- Material for this exercise -

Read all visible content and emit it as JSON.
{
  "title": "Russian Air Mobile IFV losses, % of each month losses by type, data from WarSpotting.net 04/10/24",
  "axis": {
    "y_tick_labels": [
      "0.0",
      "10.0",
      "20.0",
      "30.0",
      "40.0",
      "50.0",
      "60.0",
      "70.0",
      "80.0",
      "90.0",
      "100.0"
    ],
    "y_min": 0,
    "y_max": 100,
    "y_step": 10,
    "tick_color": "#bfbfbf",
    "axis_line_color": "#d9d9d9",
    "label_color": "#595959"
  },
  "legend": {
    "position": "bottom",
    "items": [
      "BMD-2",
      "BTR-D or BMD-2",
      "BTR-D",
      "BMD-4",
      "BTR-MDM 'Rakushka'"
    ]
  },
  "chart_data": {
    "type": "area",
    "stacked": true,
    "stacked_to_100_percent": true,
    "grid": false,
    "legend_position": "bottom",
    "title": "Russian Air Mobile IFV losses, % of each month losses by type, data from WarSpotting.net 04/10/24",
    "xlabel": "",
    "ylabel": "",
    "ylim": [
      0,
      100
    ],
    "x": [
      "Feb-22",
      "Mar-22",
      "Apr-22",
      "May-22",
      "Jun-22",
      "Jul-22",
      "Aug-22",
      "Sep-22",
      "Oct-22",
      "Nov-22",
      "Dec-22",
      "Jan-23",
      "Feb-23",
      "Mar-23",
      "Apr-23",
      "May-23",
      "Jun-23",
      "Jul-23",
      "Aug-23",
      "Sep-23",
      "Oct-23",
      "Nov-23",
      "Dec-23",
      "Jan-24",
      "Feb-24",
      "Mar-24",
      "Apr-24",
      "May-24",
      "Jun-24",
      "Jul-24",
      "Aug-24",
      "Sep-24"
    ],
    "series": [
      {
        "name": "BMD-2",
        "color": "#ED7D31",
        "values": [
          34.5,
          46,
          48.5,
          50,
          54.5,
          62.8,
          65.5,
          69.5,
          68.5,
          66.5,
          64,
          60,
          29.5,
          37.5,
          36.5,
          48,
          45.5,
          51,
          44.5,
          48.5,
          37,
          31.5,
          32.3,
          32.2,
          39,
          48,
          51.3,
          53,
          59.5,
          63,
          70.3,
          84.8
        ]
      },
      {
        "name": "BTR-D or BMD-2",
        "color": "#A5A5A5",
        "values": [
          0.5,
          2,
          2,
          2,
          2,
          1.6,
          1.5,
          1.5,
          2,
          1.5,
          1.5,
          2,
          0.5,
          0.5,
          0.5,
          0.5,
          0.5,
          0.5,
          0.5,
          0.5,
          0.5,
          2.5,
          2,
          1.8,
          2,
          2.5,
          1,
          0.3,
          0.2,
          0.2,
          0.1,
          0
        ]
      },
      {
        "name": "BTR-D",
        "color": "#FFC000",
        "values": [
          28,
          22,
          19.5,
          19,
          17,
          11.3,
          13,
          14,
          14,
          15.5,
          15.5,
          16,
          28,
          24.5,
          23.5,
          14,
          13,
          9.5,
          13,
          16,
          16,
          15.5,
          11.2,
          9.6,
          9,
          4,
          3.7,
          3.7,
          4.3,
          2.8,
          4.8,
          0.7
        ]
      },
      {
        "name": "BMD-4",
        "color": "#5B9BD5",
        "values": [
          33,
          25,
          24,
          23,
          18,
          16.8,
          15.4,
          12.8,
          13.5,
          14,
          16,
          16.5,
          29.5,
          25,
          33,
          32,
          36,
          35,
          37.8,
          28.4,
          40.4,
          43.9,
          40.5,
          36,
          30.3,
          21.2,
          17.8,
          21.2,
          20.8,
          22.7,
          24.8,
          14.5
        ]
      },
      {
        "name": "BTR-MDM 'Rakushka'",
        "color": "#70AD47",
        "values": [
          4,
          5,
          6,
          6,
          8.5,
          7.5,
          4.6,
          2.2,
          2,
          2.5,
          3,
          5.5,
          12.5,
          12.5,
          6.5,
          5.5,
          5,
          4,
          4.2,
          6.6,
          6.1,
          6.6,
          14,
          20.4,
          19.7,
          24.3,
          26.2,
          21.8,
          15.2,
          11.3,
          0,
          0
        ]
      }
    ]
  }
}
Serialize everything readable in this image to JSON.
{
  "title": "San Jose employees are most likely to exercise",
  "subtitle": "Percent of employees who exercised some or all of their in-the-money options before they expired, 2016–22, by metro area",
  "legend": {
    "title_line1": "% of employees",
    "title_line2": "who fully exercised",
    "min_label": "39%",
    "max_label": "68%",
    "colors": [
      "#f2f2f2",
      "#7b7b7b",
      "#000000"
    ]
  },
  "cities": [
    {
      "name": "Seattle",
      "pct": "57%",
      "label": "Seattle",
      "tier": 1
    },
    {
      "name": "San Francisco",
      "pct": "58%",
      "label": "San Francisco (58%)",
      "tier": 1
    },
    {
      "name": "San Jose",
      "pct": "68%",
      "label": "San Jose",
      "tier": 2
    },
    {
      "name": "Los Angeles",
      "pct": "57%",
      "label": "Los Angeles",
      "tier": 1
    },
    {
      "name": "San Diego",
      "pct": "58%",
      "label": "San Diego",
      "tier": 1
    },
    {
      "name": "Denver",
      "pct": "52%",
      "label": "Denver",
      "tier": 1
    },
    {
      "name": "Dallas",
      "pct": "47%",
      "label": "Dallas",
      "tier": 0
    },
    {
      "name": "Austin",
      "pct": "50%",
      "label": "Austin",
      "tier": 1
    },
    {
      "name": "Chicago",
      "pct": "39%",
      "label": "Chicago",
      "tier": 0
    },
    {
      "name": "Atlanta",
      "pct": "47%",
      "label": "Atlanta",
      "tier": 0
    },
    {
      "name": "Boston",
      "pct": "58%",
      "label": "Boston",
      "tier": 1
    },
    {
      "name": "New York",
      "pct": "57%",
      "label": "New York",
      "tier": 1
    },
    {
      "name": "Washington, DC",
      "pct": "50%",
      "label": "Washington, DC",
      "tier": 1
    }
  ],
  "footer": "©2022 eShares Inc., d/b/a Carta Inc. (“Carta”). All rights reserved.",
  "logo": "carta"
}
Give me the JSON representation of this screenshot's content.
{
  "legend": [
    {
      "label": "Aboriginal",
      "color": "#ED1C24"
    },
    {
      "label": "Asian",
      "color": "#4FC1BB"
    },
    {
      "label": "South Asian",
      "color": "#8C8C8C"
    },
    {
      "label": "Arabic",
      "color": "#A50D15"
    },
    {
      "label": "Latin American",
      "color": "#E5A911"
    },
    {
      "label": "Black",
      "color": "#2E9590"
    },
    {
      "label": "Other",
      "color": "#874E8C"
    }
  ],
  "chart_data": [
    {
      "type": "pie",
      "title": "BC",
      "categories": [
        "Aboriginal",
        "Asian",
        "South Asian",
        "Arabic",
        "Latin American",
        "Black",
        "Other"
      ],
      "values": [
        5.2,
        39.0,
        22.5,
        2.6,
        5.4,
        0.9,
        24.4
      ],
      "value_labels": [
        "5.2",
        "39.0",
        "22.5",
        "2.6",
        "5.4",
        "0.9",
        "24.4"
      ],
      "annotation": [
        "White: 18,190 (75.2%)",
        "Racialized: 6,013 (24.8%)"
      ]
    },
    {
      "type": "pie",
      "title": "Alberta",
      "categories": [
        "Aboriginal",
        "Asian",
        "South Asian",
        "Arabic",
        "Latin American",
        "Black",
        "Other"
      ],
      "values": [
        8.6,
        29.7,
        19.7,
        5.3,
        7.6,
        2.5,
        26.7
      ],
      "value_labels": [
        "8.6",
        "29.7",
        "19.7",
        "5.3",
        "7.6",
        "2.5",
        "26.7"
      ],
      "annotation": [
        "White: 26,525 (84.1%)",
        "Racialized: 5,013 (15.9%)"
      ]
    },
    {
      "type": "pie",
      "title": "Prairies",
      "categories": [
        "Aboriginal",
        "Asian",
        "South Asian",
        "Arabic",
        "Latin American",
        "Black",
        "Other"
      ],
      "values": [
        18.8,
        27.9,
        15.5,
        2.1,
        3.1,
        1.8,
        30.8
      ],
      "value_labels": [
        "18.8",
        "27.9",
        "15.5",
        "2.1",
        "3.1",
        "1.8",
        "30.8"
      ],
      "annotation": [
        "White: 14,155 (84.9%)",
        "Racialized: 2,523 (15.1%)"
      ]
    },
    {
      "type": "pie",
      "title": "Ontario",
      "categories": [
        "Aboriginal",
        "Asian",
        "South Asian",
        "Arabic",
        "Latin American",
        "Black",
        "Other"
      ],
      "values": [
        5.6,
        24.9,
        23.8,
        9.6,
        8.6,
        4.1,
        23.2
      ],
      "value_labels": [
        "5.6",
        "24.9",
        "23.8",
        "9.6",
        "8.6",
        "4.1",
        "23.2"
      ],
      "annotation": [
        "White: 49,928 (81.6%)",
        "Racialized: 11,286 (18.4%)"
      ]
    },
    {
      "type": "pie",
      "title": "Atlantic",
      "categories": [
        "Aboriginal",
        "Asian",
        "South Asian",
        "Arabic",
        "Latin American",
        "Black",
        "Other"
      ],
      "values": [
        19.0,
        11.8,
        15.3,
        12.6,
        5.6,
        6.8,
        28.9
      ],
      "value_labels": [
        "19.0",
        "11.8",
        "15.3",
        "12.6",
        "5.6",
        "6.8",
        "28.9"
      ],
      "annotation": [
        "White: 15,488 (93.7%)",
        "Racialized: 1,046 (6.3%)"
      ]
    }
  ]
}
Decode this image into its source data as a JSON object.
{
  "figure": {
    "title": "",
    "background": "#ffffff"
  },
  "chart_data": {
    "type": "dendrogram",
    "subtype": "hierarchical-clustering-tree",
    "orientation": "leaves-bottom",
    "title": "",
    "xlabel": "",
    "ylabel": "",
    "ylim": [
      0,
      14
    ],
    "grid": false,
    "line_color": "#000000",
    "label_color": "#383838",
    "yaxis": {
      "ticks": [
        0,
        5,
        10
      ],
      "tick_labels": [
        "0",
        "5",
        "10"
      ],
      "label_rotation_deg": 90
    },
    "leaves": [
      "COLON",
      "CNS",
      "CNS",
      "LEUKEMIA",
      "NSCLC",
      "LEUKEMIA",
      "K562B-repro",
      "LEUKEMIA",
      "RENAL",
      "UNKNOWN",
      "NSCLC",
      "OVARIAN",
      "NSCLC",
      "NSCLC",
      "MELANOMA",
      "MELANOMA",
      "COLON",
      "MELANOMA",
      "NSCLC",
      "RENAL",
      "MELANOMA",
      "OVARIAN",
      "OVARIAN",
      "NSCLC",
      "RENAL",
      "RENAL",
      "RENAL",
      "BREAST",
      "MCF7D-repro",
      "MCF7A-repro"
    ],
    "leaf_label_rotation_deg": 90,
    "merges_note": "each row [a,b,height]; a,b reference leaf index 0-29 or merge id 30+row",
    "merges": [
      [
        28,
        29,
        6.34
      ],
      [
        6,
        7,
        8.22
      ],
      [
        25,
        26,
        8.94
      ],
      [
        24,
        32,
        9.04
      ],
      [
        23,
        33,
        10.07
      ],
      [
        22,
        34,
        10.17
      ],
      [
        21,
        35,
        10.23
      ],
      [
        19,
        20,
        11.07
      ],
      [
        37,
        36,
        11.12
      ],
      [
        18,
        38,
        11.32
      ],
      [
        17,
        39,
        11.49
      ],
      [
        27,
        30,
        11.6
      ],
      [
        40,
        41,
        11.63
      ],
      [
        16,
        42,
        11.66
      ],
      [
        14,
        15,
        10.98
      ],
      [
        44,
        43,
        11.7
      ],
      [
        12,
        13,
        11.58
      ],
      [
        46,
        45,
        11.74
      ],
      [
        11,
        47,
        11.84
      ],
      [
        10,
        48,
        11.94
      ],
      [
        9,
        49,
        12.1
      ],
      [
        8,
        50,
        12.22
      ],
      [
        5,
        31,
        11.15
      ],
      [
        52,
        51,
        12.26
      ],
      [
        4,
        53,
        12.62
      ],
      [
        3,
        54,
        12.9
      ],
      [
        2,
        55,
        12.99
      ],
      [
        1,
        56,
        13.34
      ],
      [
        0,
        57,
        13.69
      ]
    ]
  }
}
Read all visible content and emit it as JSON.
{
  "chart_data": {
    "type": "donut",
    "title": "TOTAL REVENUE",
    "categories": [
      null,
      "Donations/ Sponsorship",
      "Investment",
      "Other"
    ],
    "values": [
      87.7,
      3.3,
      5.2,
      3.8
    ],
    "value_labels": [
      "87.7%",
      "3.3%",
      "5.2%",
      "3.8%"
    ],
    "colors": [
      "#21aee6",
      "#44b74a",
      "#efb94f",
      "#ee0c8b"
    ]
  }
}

- Stated problem -
Scan the material above for the string "true" and report each line where you find it.

- The answer -
    "stacked": true,
    "stacked_to_100_percent": true,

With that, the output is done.